**STATED EXERCISE**
Give the listing again exactly, omitting its images.

**AVAILABLE DATA**
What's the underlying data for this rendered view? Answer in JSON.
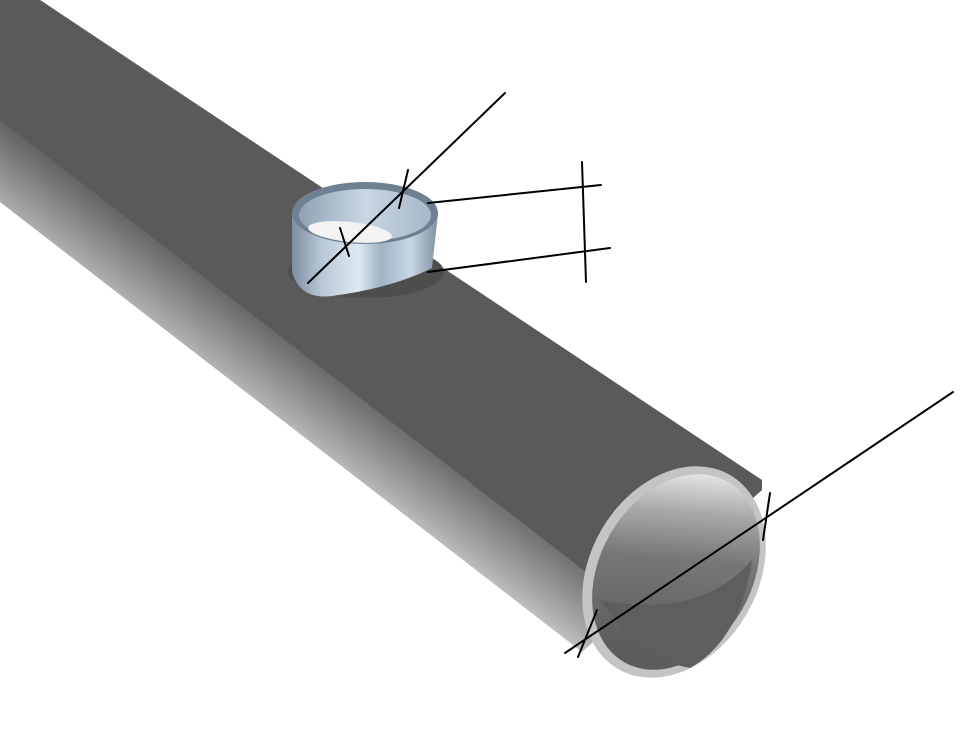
{
  "drawing": {
    "colors": {
      "background": "#ffffff",
      "pipe_body": "#5a5a5a",
      "pipe_highlight": "#e6e6e6",
      "pipe_rim": "#c8c8c8",
      "fitting_steel": "#b9cbdc",
      "fitting_shadow": "#6f8092",
      "dimension_line": "#000000"
    },
    "components": [
      {
        "name": "main-pipe",
        "kind": "tube"
      },
      {
        "name": "pipe-saddle-fitting",
        "kind": "short cylindrical outlet"
      }
    ],
    "dimensions": [
      {
        "name": "pipe-diameter-dimension",
        "label": ""
      },
      {
        "name": "fitting-diameter-dimension",
        "label": ""
      },
      {
        "name": "fitting-height-dimension",
        "label": ""
      }
    ]
  }
}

**SOLUTION TO THIS EXERCISE**
What's the underlying data for this rendered view? Answer in JSON.
{
  "drawing": {
    "colors": {
      "background": "#ffffff",
      "pipe_body": "#5a5a5a",
      "pipe_highlight": "#e6e6e6",
      "pipe_rim": "#c8c8c8",
      "fitting_steel": "#b9cbdc",
      "fitting_shadow": "#6f8092",
      "dimension_line": "#000000"
    },
    "components": [
      {
        "name": "main-pipe",
        "kind": "tube"
      },
      {
        "name": "pipe-saddle-fitting",
        "kind": "short cylindrical outlet"
      }
    ],
    "dimensions": [
      {
        "name": "pipe-diameter-dimension",
        "label": ""
      },
      {
        "name": "fitting-diameter-dimension",
        "label": ""
      },
      {
        "name": "fitting-height-dimension",
        "label": ""
      }
    ]
  }
}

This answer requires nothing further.